**WHAT YOU WILL DO:**
Could you convert the lines below into a Markdown table with two columns, Row and Line, numbering each line and skipping any blank ones? Leave the pictures out of the answer.

--- Start THE INPUT ---

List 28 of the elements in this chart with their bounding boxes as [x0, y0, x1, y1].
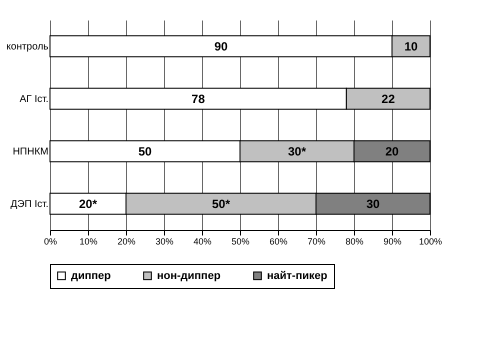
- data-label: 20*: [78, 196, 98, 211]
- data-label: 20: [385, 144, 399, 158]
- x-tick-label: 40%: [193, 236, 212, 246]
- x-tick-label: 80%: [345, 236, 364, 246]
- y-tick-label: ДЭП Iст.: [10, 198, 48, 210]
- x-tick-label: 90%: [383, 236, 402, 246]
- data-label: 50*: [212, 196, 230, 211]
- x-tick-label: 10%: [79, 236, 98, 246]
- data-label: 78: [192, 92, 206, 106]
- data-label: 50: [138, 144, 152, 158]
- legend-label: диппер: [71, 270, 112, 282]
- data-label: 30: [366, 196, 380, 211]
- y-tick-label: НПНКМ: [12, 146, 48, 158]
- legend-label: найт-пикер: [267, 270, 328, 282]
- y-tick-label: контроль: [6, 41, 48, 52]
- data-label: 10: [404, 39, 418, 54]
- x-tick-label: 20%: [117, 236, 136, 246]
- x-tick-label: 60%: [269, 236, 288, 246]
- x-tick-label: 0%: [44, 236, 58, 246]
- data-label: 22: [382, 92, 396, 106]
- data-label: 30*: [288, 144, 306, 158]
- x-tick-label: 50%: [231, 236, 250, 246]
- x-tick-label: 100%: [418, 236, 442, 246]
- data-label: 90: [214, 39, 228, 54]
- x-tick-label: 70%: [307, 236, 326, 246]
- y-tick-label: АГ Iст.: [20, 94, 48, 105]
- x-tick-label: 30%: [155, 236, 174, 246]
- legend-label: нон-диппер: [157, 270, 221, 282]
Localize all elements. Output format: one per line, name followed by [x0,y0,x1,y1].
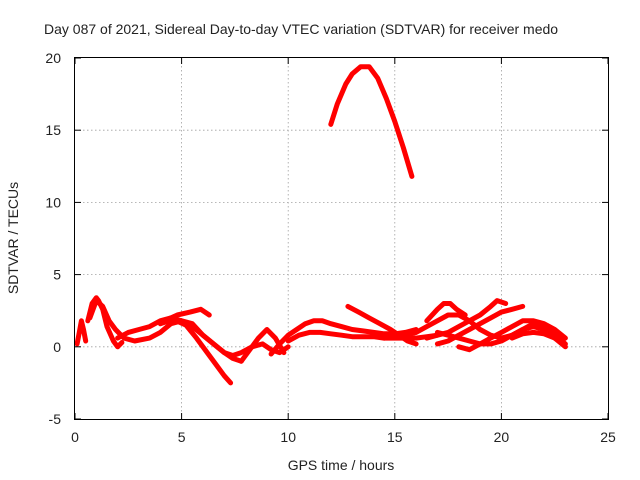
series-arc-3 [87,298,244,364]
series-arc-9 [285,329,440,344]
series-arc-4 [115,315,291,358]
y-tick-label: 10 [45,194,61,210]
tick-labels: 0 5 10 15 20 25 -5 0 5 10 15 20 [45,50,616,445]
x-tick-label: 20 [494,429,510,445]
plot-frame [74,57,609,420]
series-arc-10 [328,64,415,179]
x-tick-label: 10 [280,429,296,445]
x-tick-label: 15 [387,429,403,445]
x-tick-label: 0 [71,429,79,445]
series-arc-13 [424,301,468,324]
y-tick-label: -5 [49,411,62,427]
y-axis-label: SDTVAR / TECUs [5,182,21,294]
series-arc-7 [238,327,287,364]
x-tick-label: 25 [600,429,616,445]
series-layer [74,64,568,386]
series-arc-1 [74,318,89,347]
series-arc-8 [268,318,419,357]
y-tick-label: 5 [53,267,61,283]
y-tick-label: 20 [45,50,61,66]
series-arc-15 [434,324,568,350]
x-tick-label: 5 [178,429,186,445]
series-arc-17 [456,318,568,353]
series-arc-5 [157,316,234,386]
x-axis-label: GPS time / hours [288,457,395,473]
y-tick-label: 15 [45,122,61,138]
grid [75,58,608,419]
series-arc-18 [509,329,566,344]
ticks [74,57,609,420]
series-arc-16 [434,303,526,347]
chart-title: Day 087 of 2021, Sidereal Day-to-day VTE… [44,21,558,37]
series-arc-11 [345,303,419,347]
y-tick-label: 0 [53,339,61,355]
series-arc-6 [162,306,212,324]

--- End THE INPUT ---

**ANSWER BELOW:**
| Row | Line |
|---|---|
| 1 | List 28 of the elements in this chart with their bounding boxes as [x0, y0, x1, y1]. |
| 2 | - data-label: 20*: [78, 196, 98, 211] |
| 3 | - data-label: 20: [385, 144, 399, 158] |
| 4 | - x-tick-label: 40%: [193, 236, 212, 246] |
| 5 | - x-tick-label: 80%: [345, 236, 364, 246] |
| 6 | - y-tick-label: ДЭП Iст.: [10, 198, 48, 210] |
| 7 | - x-tick-label: 90%: [383, 236, 402, 246] |
| 8 | - data-label: 50*: [212, 196, 230, 211] |
| 9 | - x-tick-label: 10%: [79, 236, 98, 246] |
| 10 | - data-label: 78: [192, 92, 206, 106] |
| 11 | - data-label: 50: [138, 144, 152, 158] |
| 12 | - legend-label: диппер: [71, 270, 112, 282] |
| 13 | - data-label: 30: [366, 196, 380, 211] |
| 14 | - y-tick-label: НПНКМ: [12, 146, 48, 158] |
| 15 | - legend-label: найт-пикер: [267, 270, 328, 282] |
| 16 | - y-tick-label: контроль: [6, 41, 48, 52] |
| 17 | - data-label: 10: [404, 39, 418, 54] |
| 18 | - x-tick-label: 20%: [117, 236, 136, 246] |
| 19 | - x-tick-label: 60%: [269, 236, 288, 246] |
| 20 | - x-tick-label: 0%: [44, 236, 58, 246] |
| 21 | - data-label: 22: [382, 92, 396, 106] |
| 22 | - data-label: 30*: [288, 144, 306, 158] |
| 23 | - x-tick-label: 50%: [231, 236, 250, 246] |
| 24 | - x-tick-label: 100%: [418, 236, 442, 246] |
| 25 | - data-label: 90: [214, 39, 228, 54] |
| 26 | - x-tick-label: 70%: [307, 236, 326, 246] |
| 27 | - y-tick-label: АГ Iст.: [20, 94, 48, 105] |
| 28 | - x-tick-label: 30%: [155, 236, 174, 246] |
| 29 | - legend-label: нон-диппер: [157, 270, 221, 282] |
| 30 | Localize all elements. Output format: one per line, name followed by [x0,y0,x1,y1]. |
| 31 | series-arc-3 [87,298,244,364] |
| 32 | series-arc-9 [285,329,440,344] |
| 33 | series-arc-4 [115,315,291,358] |
| 34 | y-tick-label: 10 [45,194,61,210] |
| 35 | tick-labels: 0 5 10 15 20 25 -5 0 5 10 15 20 [45,50,616,445] |
| 36 | x-tick-label: 20 [494,429,510,445] |
| 37 | plot-frame [74,57,609,420] |
| 38 | series-arc-10 [328,64,415,179] |
| 39 | x-tick-label: 10 [280,429,296,445] |
| 40 | x-tick-label: 15 [387,429,403,445] |
| 41 | x-tick-label: 0 [71,429,79,445] |
| 42 | series-arc-13 [424,301,468,324] |
| 43 | y-tick-label: -5 [49,411,62,427] |
| 44 | y-axis-label: SDTVAR / TECUs [5,182,21,294] |
| 45 | series-arc-7 [238,327,287,364] |
| 46 | x-tick-label: 25 [600,429,616,445] |
| 47 | series-layer [74,64,568,386] |
| 48 | series-arc-1 [74,318,89,347] |
| 49 | series-arc-8 [268,318,419,357] |
| 50 | y-tick-label: 5 [53,267,61,283] |
| 51 | y-tick-label: 20 [45,50,61,66] |
| 52 | series-arc-15 [434,324,568,350] |
| 53 | x-tick-label: 5 [178,429,186,445] |
| 54 | series-arc-17 [456,318,568,353] |
| 55 | series-arc-5 [157,316,234,386] |
| 56 | x-axis-label: GPS time / hours [288,457,395,473] |
| 57 | y-tick-label: 15 [45,122,61,138] |
| 58 | grid [75,58,608,419] |
| 59 | series-arc-18 [509,329,566,344] |
| 60 | ticks [74,57,609,420] |
| 61 | series-arc-16 [434,303,526,347] |
| 62 | chart-title: Day 087 of 2021, Sidereal Day-to-day VTE… [44,21,558,37] |
| 63 | series-arc-11 [345,303,419,347] |
| 64 | y-tick-label: 0 [53,339,61,355] |
| 65 | series-arc-6 [162,306,212,324] |